§ **YOUR OBJECTIVE**: Make an exact copy of all the data.

§ **INFORMATION SHOWN**:
^^^^^^^^^^^^^^^^
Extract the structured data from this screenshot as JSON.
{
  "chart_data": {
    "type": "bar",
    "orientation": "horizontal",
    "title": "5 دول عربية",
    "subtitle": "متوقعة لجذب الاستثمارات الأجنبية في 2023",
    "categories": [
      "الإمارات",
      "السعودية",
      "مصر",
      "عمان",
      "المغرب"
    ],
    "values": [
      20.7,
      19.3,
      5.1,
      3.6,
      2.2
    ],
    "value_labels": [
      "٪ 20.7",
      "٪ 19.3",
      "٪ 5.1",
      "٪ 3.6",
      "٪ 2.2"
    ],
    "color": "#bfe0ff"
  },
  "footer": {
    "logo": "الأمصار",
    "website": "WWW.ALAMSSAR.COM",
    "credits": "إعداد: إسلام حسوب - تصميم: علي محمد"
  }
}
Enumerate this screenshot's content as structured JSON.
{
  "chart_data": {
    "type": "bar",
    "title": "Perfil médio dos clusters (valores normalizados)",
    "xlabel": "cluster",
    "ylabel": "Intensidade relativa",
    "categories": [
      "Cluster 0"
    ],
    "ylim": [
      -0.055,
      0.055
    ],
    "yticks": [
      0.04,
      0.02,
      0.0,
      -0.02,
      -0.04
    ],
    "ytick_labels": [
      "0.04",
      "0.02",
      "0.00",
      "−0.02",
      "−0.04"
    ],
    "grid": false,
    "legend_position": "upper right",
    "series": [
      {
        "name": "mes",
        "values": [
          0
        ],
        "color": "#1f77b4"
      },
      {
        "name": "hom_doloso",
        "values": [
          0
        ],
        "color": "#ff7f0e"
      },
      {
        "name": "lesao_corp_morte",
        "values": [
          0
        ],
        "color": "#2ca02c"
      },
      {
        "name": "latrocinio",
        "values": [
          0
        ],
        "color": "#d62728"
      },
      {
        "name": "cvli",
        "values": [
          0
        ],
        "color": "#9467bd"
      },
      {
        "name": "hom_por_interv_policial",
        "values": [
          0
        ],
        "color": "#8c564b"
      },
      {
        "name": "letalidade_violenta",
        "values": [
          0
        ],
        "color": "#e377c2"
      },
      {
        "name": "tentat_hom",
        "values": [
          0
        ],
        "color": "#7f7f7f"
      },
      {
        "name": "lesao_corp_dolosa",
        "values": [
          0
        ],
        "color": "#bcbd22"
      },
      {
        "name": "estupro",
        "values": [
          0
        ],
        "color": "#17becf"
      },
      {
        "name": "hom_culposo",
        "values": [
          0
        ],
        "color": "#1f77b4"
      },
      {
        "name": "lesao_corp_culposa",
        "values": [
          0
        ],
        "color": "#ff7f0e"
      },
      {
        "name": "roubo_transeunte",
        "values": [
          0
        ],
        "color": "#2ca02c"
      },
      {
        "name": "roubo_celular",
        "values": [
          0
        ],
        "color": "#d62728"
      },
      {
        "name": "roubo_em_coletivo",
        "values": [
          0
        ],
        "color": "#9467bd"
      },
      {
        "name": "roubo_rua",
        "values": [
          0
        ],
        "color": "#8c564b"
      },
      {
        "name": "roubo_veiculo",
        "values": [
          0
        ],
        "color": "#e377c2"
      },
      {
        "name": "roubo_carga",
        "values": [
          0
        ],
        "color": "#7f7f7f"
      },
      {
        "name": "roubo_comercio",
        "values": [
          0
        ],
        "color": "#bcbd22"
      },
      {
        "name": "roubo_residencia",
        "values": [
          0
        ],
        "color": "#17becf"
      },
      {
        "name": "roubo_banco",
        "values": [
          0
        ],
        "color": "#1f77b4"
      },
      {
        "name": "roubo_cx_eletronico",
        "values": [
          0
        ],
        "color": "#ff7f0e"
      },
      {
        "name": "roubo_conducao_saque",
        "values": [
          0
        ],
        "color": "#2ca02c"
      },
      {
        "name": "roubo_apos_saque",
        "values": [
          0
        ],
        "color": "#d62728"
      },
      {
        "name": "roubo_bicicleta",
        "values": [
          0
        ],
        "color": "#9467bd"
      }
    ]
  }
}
^^^^^^^^^^^^^^^^
§ **COMPLETED EXERCISE**:
Extract the structured data from this screenshot as JSON.
{
  "chart_data": {
    "type": "bar",
    "orientation": "horizontal",
    "title": "5 دول عربية",
    "subtitle": "متوقعة لجذب الاستثمارات الأجنبية في 2023",
    "categories": [
      "الإمارات",
      "السعودية",
      "مصر",
      "عمان",
      "المغرب"
    ],
    "values": [
      20.7,
      19.3,
      5.1,
      3.6,
      2.2
    ],
    "value_labels": [
      "٪ 20.7",
      "٪ 19.3",
      "٪ 5.1",
      "٪ 3.6",
      "٪ 2.2"
    ],
    "color": "#bfe0ff"
  },
  "footer": {
    "logo": "الأمصار",
    "website": "WWW.ALAMSSAR.COM",
    "credits": "إعداد: إسلام حسوب - تصميم: علي محمد"
  }
}
Enumerate this screenshot's content as structured JSON.
{
  "chart_data": {
    "type": "bar",
    "title": "Perfil médio dos clusters (valores normalizados)",
    "xlabel": "cluster",
    "ylabel": "Intensidade relativa",
    "categories": [
      "Cluster 0"
    ],
    "ylim": [
      -0.055,
      0.055
    ],
    "yticks": [
      0.04,
      0.02,
      0.0,
      -0.02,
      -0.04
    ],
    "ytick_labels": [
      "0.04",
      "0.02",
      "0.00",
      "−0.02",
      "−0.04"
    ],
    "grid": false,
    "legend_position": "upper right",
    "series": [
      {
        "name": "mes",
        "values": [
          0
        ],
        "color": "#1f77b4"
      },
      {
        "name": "hom_doloso",
        "values": [
          0
        ],
        "color": "#ff7f0e"
      },
      {
        "name": "lesao_corp_morte",
        "values": [
          0
        ],
        "color": "#2ca02c"
      },
      {
        "name": "latrocinio",
        "values": [
          0
        ],
        "color": "#d62728"
      },
      {
        "name": "cvli",
        "values": [
          0
        ],
        "color": "#9467bd"
      },
      {
        "name": "hom_por_interv_policial",
        "values": [
          0
        ],
        "color": "#8c564b"
      },
      {
        "name": "letalidade_violenta",
        "values": [
          0
        ],
        "color": "#e377c2"
      },
      {
        "name": "tentat_hom",
        "values": [
          0
        ],
        "color": "#7f7f7f"
      },
      {
        "name": "lesao_corp_dolosa",
        "values": [
          0
        ],
        "color": "#bcbd22"
      },
      {
        "name": "estupro",
        "values": [
          0
        ],
        "color": "#17becf"
      },
      {
        "name": "hom_culposo",
        "values": [
          0
        ],
        "color": "#1f77b4"
      },
      {
        "name": "lesao_corp_culposa",
        "values": [
          0
        ],
        "color": "#ff7f0e"
      },
      {
        "name": "roubo_transeunte",
        "values": [
          0
        ],
        "color": "#2ca02c"
      },
      {
        "name": "roubo_celular",
        "values": [
          0
        ],
        "color": "#d62728"
      },
      {
        "name": "roubo_em_coletivo",
        "values": [
          0
        ],
        "color": "#9467bd"
      },
      {
        "name": "roubo_rua",
        "values": [
          0
        ],
        "color": "#8c564b"
      },
      {
        "name": "roubo_veiculo",
        "values": [
          0
        ],
        "color": "#e377c2"
      },
      {
        "name": "roubo_carga",
        "values": [
          0
        ],
        "color": "#7f7f7f"
      },
      {
        "name": "roubo_comercio",
        "values": [
          0
        ],
        "color": "#bcbd22"
      },
      {
        "name": "roubo_residencia",
        "values": [
          0
        ],
        "color": "#17becf"
      },
      {
        "name": "roubo_banco",
        "values": [
          0
        ],
        "color": "#1f77b4"
      },
      {
        "name": "roubo_cx_eletronico",
        "values": [
          0
        ],
        "color": "#ff7f0e"
      },
      {
        "name": "roubo_conducao_saque",
        "values": [
          0
        ],
        "color": "#2ca02c"
      },
      {
        "name": "roubo_apos_saque",
        "values": [
          0
        ],
        "color": "#d62728"
      },
      {
        "name": "roubo_bicicleta",
        "values": [
          0
        ],
        "color": "#9467bd"
      }
    ]
  }
}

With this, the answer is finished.